* [What is needed]
Using the entries that follow, state how many lines contain the word "image". The response is that number and nothing more.

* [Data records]
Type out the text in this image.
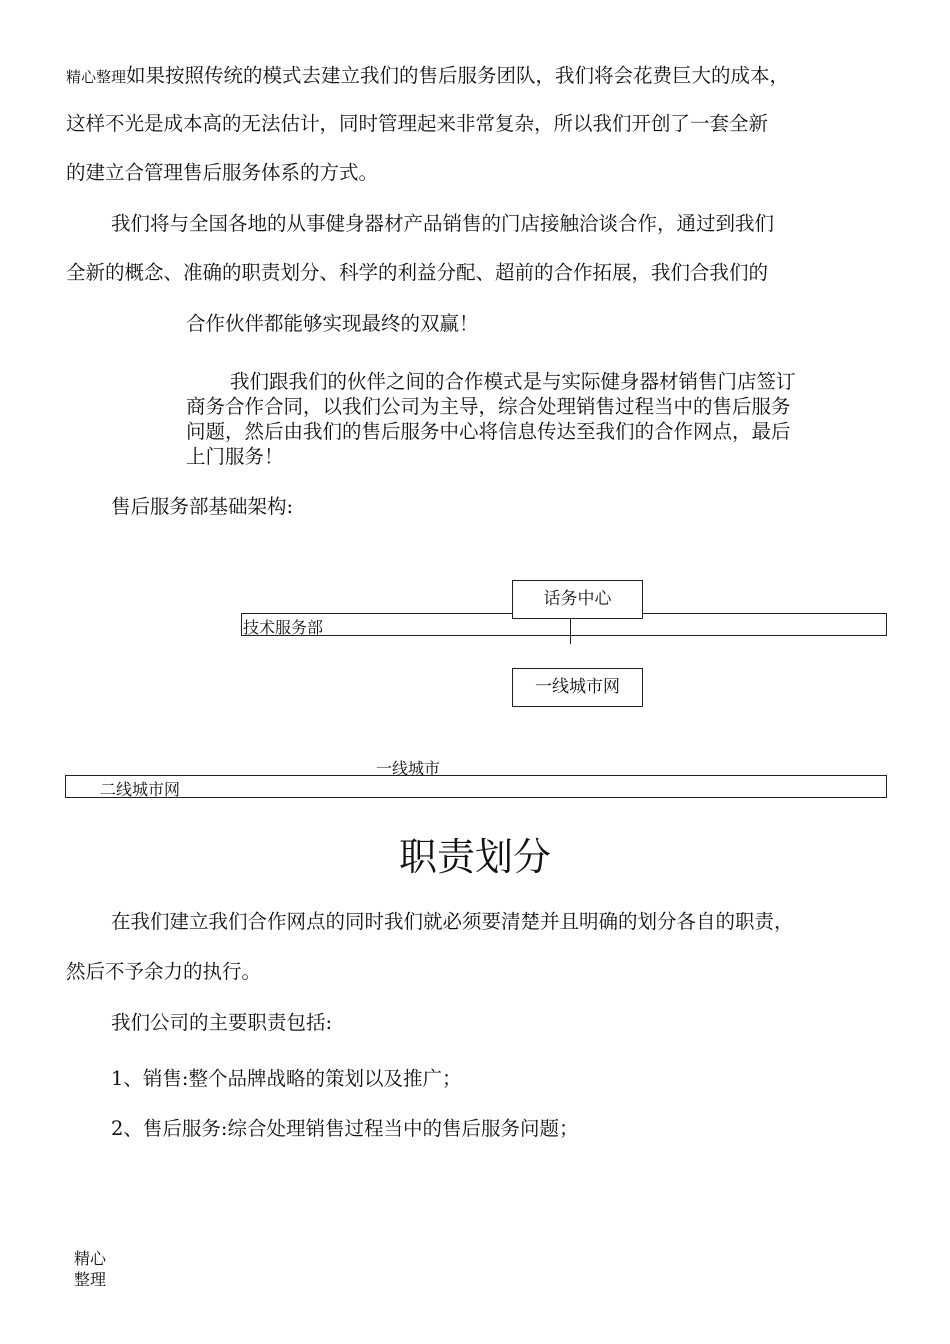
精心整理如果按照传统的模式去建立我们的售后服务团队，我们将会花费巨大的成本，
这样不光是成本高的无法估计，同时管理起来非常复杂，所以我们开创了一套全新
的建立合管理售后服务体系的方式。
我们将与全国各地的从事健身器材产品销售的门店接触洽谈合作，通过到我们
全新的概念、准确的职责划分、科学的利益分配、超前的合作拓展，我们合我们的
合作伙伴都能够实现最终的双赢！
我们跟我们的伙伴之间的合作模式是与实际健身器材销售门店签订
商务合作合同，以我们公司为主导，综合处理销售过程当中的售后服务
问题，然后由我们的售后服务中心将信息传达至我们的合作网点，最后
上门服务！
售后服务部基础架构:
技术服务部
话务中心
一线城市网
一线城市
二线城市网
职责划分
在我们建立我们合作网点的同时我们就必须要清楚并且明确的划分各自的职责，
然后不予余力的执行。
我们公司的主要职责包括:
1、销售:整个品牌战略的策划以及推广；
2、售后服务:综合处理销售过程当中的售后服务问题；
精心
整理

==

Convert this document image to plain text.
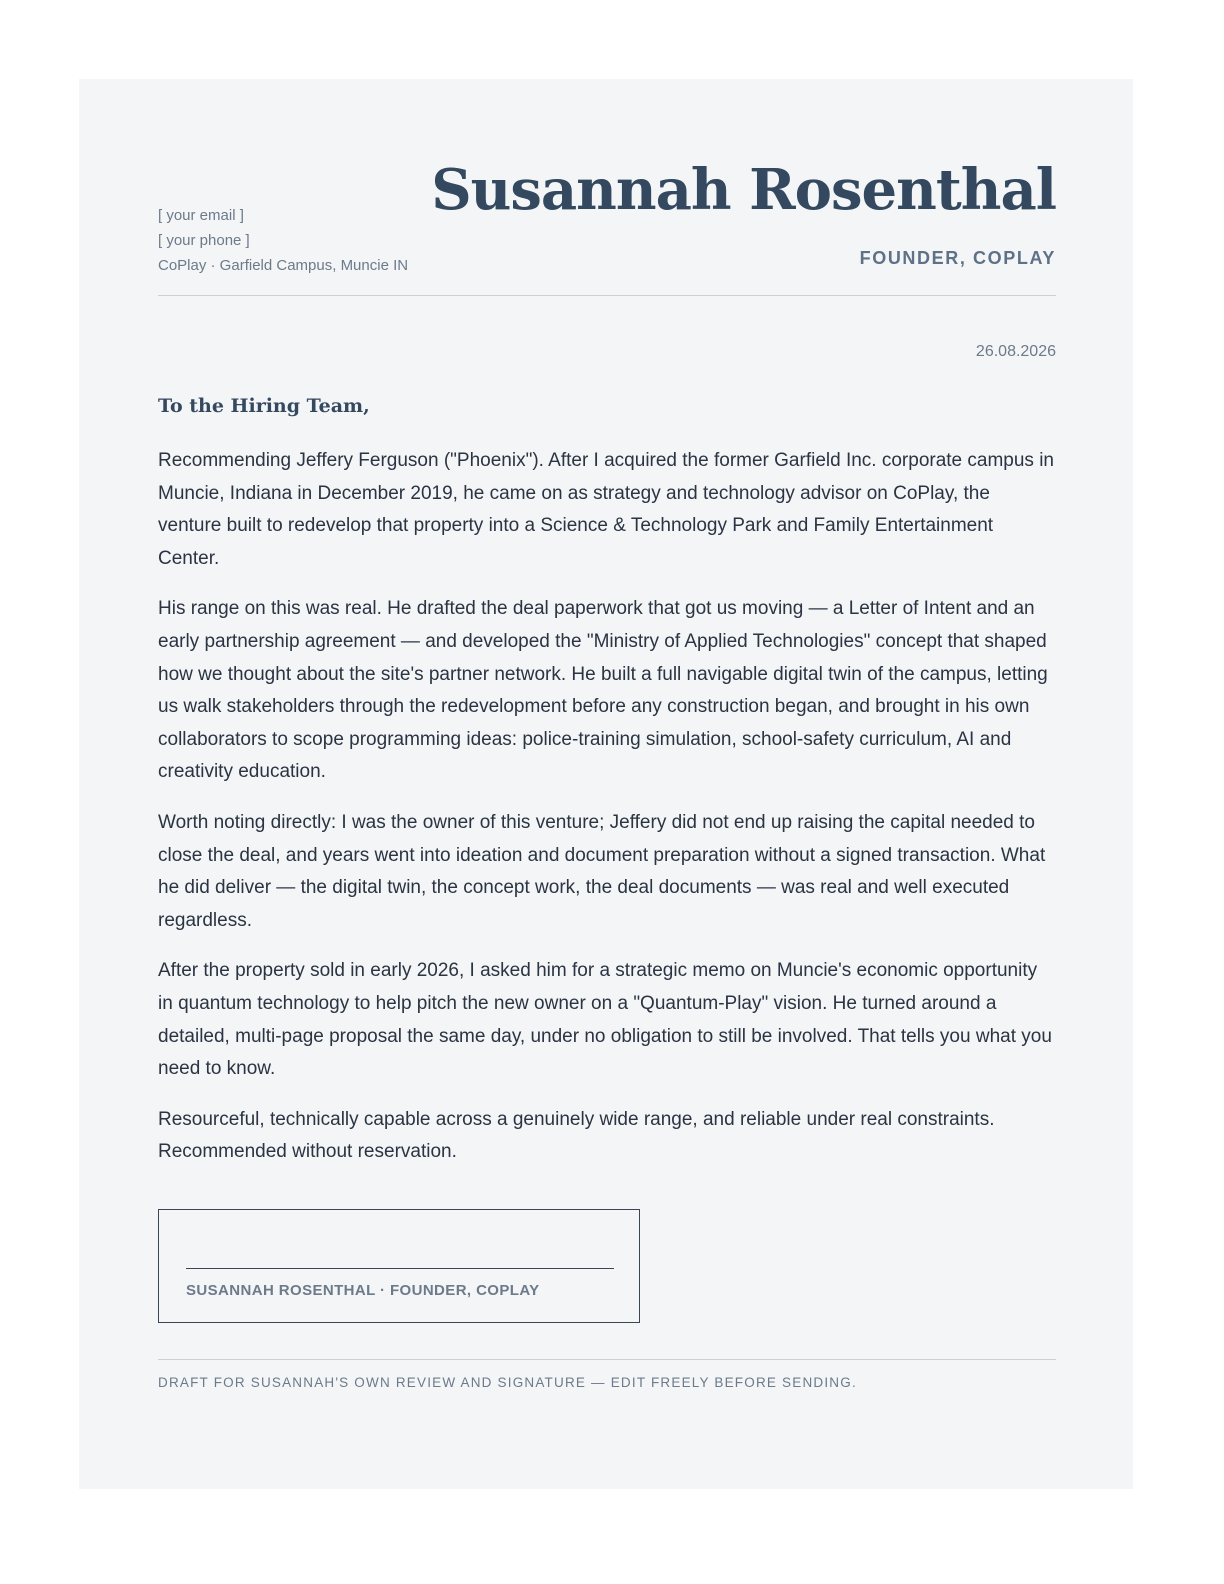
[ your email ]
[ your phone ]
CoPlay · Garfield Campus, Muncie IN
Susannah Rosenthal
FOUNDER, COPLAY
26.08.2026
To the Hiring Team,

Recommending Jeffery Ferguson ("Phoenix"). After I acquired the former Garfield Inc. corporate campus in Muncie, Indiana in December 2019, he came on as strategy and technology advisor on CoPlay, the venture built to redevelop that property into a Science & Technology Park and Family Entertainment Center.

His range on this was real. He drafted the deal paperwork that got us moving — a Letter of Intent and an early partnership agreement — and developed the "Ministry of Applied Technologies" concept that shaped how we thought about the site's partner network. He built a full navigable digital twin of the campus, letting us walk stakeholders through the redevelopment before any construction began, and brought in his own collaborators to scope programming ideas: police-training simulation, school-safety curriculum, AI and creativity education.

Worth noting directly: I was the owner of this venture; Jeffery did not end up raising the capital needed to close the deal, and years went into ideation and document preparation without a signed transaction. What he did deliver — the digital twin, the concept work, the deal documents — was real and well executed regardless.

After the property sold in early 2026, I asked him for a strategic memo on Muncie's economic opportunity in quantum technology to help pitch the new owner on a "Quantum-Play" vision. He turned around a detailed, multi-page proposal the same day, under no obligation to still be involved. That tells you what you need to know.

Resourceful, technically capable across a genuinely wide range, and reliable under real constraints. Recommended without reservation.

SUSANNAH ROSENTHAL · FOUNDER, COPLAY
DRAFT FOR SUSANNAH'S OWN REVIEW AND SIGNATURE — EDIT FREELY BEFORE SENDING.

* [Task output]
2